##### GIVEN DATA #####

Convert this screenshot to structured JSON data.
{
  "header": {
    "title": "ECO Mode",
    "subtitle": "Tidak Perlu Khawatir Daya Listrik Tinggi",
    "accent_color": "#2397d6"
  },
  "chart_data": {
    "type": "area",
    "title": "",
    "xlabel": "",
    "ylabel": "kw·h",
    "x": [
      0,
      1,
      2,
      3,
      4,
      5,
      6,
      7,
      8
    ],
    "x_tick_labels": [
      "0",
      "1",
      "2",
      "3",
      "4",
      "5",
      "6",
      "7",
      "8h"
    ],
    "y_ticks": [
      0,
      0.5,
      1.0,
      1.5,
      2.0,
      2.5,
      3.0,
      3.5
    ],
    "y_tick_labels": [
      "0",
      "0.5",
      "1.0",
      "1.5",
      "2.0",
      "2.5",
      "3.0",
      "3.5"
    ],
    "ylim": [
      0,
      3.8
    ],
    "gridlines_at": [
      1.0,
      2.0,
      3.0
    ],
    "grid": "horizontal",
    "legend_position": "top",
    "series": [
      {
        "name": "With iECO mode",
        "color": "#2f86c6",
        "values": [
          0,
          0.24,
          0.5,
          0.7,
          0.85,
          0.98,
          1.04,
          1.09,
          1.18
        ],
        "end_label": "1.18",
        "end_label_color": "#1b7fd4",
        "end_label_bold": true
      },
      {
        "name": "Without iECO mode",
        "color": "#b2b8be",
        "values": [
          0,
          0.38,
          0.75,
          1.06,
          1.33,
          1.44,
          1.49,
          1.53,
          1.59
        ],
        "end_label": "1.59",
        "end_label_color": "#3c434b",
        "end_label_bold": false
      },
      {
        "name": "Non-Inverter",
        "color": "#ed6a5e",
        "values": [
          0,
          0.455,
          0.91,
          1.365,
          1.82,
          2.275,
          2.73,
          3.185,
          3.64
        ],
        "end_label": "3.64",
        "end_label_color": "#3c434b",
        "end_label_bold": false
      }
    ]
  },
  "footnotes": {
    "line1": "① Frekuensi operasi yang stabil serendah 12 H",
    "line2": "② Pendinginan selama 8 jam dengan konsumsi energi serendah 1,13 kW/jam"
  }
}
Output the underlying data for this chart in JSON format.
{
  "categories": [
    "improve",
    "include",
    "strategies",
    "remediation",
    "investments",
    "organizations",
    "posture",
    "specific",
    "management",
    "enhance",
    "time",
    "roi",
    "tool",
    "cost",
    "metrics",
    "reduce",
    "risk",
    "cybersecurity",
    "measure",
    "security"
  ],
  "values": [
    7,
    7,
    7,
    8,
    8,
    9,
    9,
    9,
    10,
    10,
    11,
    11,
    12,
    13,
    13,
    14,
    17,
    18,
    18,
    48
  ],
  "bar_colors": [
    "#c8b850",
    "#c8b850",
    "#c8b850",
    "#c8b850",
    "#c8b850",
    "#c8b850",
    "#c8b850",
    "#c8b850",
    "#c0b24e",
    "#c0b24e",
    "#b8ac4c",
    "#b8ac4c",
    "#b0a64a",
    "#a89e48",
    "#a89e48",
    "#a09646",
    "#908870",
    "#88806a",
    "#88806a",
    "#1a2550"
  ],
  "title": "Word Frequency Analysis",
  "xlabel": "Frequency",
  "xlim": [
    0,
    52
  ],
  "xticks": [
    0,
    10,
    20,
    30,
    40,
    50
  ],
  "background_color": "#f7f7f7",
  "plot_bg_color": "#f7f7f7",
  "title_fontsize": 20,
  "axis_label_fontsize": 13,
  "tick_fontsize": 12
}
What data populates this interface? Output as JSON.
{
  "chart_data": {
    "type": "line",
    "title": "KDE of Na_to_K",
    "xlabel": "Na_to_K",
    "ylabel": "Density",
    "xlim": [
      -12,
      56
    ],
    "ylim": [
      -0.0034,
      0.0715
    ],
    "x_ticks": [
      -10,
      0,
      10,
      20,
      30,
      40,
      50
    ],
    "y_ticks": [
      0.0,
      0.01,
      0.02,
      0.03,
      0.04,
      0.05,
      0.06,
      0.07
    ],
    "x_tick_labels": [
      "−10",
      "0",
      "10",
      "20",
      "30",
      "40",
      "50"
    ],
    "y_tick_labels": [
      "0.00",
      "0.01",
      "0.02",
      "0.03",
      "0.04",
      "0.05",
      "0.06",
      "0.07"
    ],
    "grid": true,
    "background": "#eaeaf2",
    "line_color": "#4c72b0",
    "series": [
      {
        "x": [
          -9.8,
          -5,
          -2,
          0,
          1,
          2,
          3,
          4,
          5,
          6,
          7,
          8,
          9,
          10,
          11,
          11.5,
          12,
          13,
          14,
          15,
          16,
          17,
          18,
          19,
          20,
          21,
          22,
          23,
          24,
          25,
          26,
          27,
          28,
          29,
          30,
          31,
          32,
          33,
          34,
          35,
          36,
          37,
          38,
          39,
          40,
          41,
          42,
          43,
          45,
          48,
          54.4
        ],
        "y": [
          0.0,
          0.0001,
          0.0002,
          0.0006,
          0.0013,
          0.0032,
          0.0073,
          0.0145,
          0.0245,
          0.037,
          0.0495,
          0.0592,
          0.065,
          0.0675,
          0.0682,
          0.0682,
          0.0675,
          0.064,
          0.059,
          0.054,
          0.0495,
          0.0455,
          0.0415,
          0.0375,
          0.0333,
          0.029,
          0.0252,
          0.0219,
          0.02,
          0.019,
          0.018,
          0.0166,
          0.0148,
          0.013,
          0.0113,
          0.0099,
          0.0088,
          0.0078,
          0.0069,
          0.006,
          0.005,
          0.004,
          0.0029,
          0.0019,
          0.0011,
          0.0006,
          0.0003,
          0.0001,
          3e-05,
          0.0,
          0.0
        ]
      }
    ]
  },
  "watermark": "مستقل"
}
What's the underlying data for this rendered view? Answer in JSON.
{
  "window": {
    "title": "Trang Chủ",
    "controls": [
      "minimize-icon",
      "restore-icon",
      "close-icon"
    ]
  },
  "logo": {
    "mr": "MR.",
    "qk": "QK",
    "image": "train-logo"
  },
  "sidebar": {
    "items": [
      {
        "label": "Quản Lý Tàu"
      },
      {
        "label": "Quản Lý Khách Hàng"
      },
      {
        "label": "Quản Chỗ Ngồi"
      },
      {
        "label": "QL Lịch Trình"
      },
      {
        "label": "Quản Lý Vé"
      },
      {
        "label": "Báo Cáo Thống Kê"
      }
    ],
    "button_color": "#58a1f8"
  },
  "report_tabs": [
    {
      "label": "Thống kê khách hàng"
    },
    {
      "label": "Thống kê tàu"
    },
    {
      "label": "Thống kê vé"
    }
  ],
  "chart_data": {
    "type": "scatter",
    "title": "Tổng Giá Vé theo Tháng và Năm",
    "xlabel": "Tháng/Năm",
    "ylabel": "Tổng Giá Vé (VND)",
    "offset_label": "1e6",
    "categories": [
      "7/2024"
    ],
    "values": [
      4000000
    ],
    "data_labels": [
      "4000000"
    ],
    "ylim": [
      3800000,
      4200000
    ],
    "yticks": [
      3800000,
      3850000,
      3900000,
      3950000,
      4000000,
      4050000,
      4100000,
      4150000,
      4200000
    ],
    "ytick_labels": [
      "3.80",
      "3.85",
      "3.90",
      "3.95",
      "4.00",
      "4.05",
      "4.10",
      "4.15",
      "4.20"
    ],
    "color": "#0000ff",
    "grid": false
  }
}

#####

Quote every line of the data, word for word.

RESPONSE -
Convert this screenshot to structured JSON data.
{
  "header": {
    "title": "ECO Mode",
    "subtitle": "Tidak Perlu Khawatir Daya Listrik Tinggi",
    "accent_color": "#2397d6"
  },
  "chart_data": {
    "type": "area",
    "title": "",
    "xlabel": "",
    "ylabel": "kw·h",
    "x": [
      0,
      1,
      2,
      3,
      4,
      5,
      6,
      7,
      8
    ],
    "x_tick_labels": [
      "0",
      "1",
      "2",
      "3",
      "4",
      "5",
      "6",
      "7",
      "8h"
    ],
    "y_ticks": [
      0,
      0.5,
      1.0,
      1.5,
      2.0,
      2.5,
      3.0,
      3.5
    ],
    "y_tick_labels": [
      "0",
      "0.5",
      "1.0",
      "1.5",
      "2.0",
      "2.5",
      "3.0",
      "3.5"
    ],
    "ylim": [
      0,
      3.8
    ],
    "gridlines_at": [
      1.0,
      2.0,
      3.0
    ],
    "grid": "horizontal",
    "legend_position": "top",
    "series": [
      {
        "name": "With iECO mode",
        "color": "#2f86c6",
        "values": [
          0,
          0.24,
          0.5,
          0.7,
          0.85,
          0.98,
          1.04,
          1.09,
          1.18
        ],
        "end_label": "1.18",
        "end_label_color": "#1b7fd4",
        "end_label_bold": true
      },
      {
        "name": "Without iECO mode",
        "color": "#b2b8be",
        "values": [
          0,
          0.38,
          0.75,
          1.06,
          1.33,
          1.44,
          1.49,
          1.53,
          1.59
        ],
        "end_label": "1.59",
        "end_label_color": "#3c434b",
        "end_label_bold": false
      },
      {
        "name": "Non-Inverter",
        "color": "#ed6a5e",
        "values": [
          0,
          0.455,
          0.91,
          1.365,
          1.82,
          2.275,
          2.73,
          3.185,
          3.64
        ],
        "end_label": "3.64",
        "end_label_color": "#3c434b",
        "end_label_bold": false
      }
    ]
  },
  "footnotes": {
    "line1": "① Frekuensi operasi yang stabil serendah 12 H",
    "line2": "② Pendinginan selama 8 jam dengan konsumsi energi serendah 1,13 kW/jam"
  }
}
Output the underlying data for this chart in JSON format.
{
  "categories": [
    "improve",
    "include",
    "strategies",
    "remediation",
    "investments",
    "organizations",
    "posture",
    "specific",
    "management",
    "enhance",
    "time",
    "roi",
    "tool",
    "cost",
    "metrics",
    "reduce",
    "risk",
    "cybersecurity",
    "measure",
    "security"
  ],
  "values": [
    7,
    7,
    7,
    8,
    8,
    9,
    9,
    9,
    10,
    10,
    11,
    11,
    12,
    13,
    13,
    14,
    17,
    18,
    18,
    48
  ],
  "bar_colors": [
    "#c8b850",
    "#c8b850",
    "#c8b850",
    "#c8b850",
    "#c8b850",
    "#c8b850",
    "#c8b850",
    "#c8b850",
    "#c0b24e",
    "#c0b24e",
    "#b8ac4c",
    "#b8ac4c",
    "#b0a64a",
    "#a89e48",
    "#a89e48",
    "#a09646",
    "#908870",
    "#88806a",
    "#88806a",
    "#1a2550"
  ],
  "title": "Word Frequency Analysis",
  "xlabel": "Frequency",
  "xlim": [
    0,
    52
  ],
  "xticks": [
    0,
    10,
    20,
    30,
    40,
    50
  ],
  "background_color": "#f7f7f7",
  "plot_bg_color": "#f7f7f7",
  "title_fontsize": 20,
  "axis_label_fontsize": 13,
  "tick_fontsize": 12
}
What data populates this interface? Output as JSON.
{
  "chart_data": {
    "type": "line",
    "title": "KDE of Na_to_K",
    "xlabel": "Na_to_K",
    "ylabel": "Density",
    "xlim": [
      -12,
      56
    ],
    "ylim": [
      -0.0034,
      0.0715
    ],
    "x_ticks": [
      -10,
      0,
      10,
      20,
      30,
      40,
      50
    ],
    "y_ticks": [
      0.0,
      0.01,
      0.02,
      0.03,
      0.04,
      0.05,
      0.06,
      0.07
    ],
    "x_tick_labels": [
      "−10",
      "0",
      "10",
      "20",
      "30",
      "40",
      "50"
    ],
    "y_tick_labels": [
      "0.00",
      "0.01",
      "0.02",
      "0.03",
      "0.04",
      "0.05",
      "0.06",
      "0.07"
    ],
    "grid": true,
    "background": "#eaeaf2",
    "line_color": "#4c72b0",
    "series": [
      {
        "x": [
          -9.8,
          -5,
          -2,
          0,
          1,
          2,
          3,
          4,
          5,
          6,
          7,
          8,
          9,
          10,
          11,
          11.5,
          12,
          13,
          14,
          15,
          16,
          17,
          18,
          19,
          20,
          21,
          22,
          23,
          24,
          25,
          26,
          27,
          28,
          29,
          30,
          31,
          32,
          33,
          34,
          35,
          36,
          37,
          38,
          39,
          40,
          41,
          42,
          43,
          45,
          48,
          54.4
        ],
        "y": [
          0.0,
          0.0001,
          0.0002,
          0.0006,
          0.0013,
          0.0032,
          0.0073,
          0.0145,
          0.0245,
          0.037,
          0.0495,
          0.0592,
          0.065,
          0.0675,
          0.0682,
          0.0682,
          0.0675,
          0.064,
          0.059,
          0.054,
          0.0495,
          0.0455,
          0.0415,
          0.0375,
          0.0333,
          0.029,
          0.0252,
          0.0219,
          0.02,
          0.019,
          0.018,
          0.0166,
          0.0148,
          0.013,
          0.0113,
          0.0099,
          0.0088,
          0.0078,
          0.0069,
          0.006,
          0.005,
          0.004,
          0.0029,
          0.0019,
          0.0011,
          0.0006,
          0.0003,
          0.0001,
          3e-05,
          0.0,
          0.0
        ]
      }
    ]
  },
  "watermark": "مستقل"
}
What's the underlying data for this rendered view? Answer in JSON.
{
  "window": {
    "title": "Trang Chủ",
    "controls": [
      "minimize-icon",
      "restore-icon",
      "close-icon"
    ]
  },
  "logo": {
    "mr": "MR.",
    "qk": "QK",
    "image": "train-logo"
  },
  "sidebar": {
    "items": [
      {
        "label": "Quản Lý Tàu"
      },
      {
        "label": "Quản Lý Khách Hàng"
      },
      {
        "label": "Quản Chỗ Ngồi"
      },
      {
        "label": "QL Lịch Trình"
      },
      {
        "label": "Quản Lý Vé"
      },
      {
        "label": "Báo Cáo Thống Kê"
      }
    ],
    "button_color": "#58a1f8"
  },
  "report_tabs": [
    {
      "label": "Thống kê khách hàng"
    },
    {
      "label": "Thống kê tàu"
    },
    {
      "label": "Thống kê vé"
    }
  ],
  "chart_data": {
    "type": "scatter",
    "title": "Tổng Giá Vé theo Tháng và Năm",
    "xlabel": "Tháng/Năm",
    "ylabel": "Tổng Giá Vé (VND)",
    "offset_label": "1e6",
    "categories": [
      "7/2024"
    ],
    "values": [
      4000000
    ],
    "data_labels": [
      "4000000"
    ],
    "ylim": [
      3800000,
      4200000
    ],
    "yticks": [
      3800000,
      3850000,
      3900000,
      3950000,
      4000000,
      4050000,
      4100000,
      4150000,
      4200000
    ],
    "ytick_labels": [
      "3.80",
      "3.85",
      "3.90",
      "3.95",
      "4.00",
      "4.05",
      "4.10",
      "4.15",
      "4.20"
    ],
    "color": "#0000ff",
    "grid": false
  }
}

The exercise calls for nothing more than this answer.